→ Pasaje propuesto:
Pero, ¿resignada ante una
desaparición? La muerte o la desaparición forzada habían sido convertidas en un
final lógico de las vidas de las personas opositoras, desafiantes, que se
atrevían a desobedecer el mandato de sumisión dictado por los militares y todo
el aparato de poder. La naturalización de la sentencia de aniquilamiento de
tales objetos extraños se dio en una sociedad,
manipulada por el terror, “educada” para la aceptación de las peores
injusticias, mediante la eficaz didáctica de la tortura inscrita en los cuerpos
mutilados, a veces irreconocibles, que aparecían a las orillas de carreteras y
caminos o aparecían flotando en los ríos –el Motagua teñido de sangre.
De esta forma, perversa y
brutalmente malintencionada, que quienes nos “metíamos a babosadas” sufriéramos
esta clase de castigo se convirtió en una institución socialmente aceptada, un
hecho normal establecido en una relación causa - efecto. La desaparición forzada
llegó a admitirse socialmente como un tormento merecido y hasta propiciado por
las propias víctimas “mounstrificadas” por campañas ideológicas a las que se
sumaban los medios, las iglesias, la escuela y demás instancias reductoras de
cabezas, uniformadoras de sentimientos, controladoras de decisiones ciudadanas,
que funcionaban a la par de los letales cuerpos represivos.
Por mi parte, me sumé a ese
consenso al asumirlo como un riesgo igualmente normal, un gaje del oficio. En
cierto modo, caí en la trampa del dar la vida por la patria; más tarde entendí
que una cosa es darla en buena lid y otra, muy distinta, que te la arrebaten
con la crueldad e ilegalidad de las que hicieron gala los represores.
¿Cuánta gente pensaba de esa manera?

→ Consignas del ejercicio:
1 – En el pasaje sobre la desaparición forzada, ¿por qué se llegó a ver esa práctica como un tormento merecido? Responde en una a tres oraciones.
2 – Retoma el pasaje sobre la desaparición forzada a partir de su última oración y continúalo.

→ Extracto de datos:
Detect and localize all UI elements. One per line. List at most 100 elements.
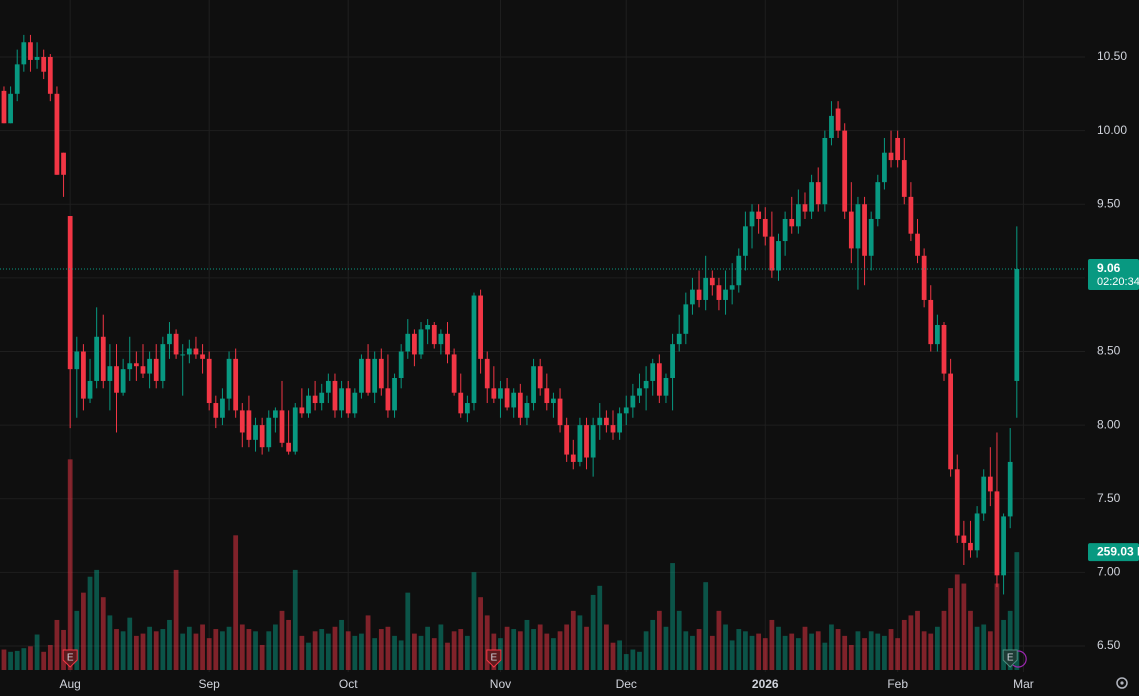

→ Respuestas del ejercicio:
1 – Se llegó a ver así porque las víctimas habían sido convertidas en monstruos por campañas ideológicas. A esas campañas se sumaban los medios, las iglesias, la escuela y otras instancias que funcionaban a la par de los cuerpos represivos.

2 –
Desciudadanizadas, las personas
opositoras eran monstruos aniquilables de las peores formas o héroes y heroínas
que tenían que caer “para que no cayera la esperanza”, como cantó el poeta. No
eran ni unos ni otros. Desde otra perspectiva, las víctimas fueron personas a
las que se les violaron sus derechos humanos, entre estos, los políticos al verse
obligadas a desarrollar su actividad opositora en circunstancias altamente
peligrosas debido a la persecución desatada por los cuerpos represivos. Al ser asesinadas
o desaparecidas en razón de su afiliación e ideología, fueron violados sus
derechos a la vida, la libertad e integridad personales, entre otros muchos.
Asumir esa visión de la vida en
sociedad, sentir, pensar y aceptar que cualquier actividad política trae
consigo el riesgo de perder la vida, hizo posible no solamente que las
desapariciones forzadas, los asesinatos políticos y las masacres sucedieran
decenas de miles de veces en Guatemala -un genocidio que sigue siendo negado
oficial y socialmente de manera pasmosa- sino también asegurar la impunidad de
los perpetradores.
Pero si la desaparición forzada
de Emma y la de cualquiera que estuviera “metido en babosadas”, incluyéndome,
era un hecho normal que probablemente sucedería tarde o temprano, lo que le
hicieron a mi hermano jamás se cruzó por mi mente porque él no estaba en nada. Después
de haber quemado la embajada de España con toda la gente que había adentro, los
creí capaces de cualquier cosa, entre esas cosas nunca incluí la desaparición
de Marco Antonio.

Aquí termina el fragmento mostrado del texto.